Start of Provided records
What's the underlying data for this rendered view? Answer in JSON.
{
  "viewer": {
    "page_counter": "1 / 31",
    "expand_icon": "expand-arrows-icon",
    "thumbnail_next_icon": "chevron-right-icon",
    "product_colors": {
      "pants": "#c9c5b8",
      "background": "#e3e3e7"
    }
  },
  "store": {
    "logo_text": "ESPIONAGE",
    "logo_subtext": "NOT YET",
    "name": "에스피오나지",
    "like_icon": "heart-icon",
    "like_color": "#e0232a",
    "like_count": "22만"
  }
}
End of Provided records
Aim of the exercise – Transcribe all of the entries without altering anything.

Solved exercise –
What's the underlying data for this rendered view? Answer in JSON.
{
  "viewer": {
    "page_counter": "1 / 31",
    "expand_icon": "expand-arrows-icon",
    "thumbnail_next_icon": "chevron-right-icon",
    "product_colors": {
      "pants": "#c9c5b8",
      "background": "#e3e3e7"
    }
  },
  "store": {
    "logo_text": "ESPIONAGE",
    "logo_subtext": "NOT YET",
    "name": "에스피오나지",
    "like_icon": "heart-icon",
    "like_color": "#e0232a",
    "like_count": "22만"
  }
}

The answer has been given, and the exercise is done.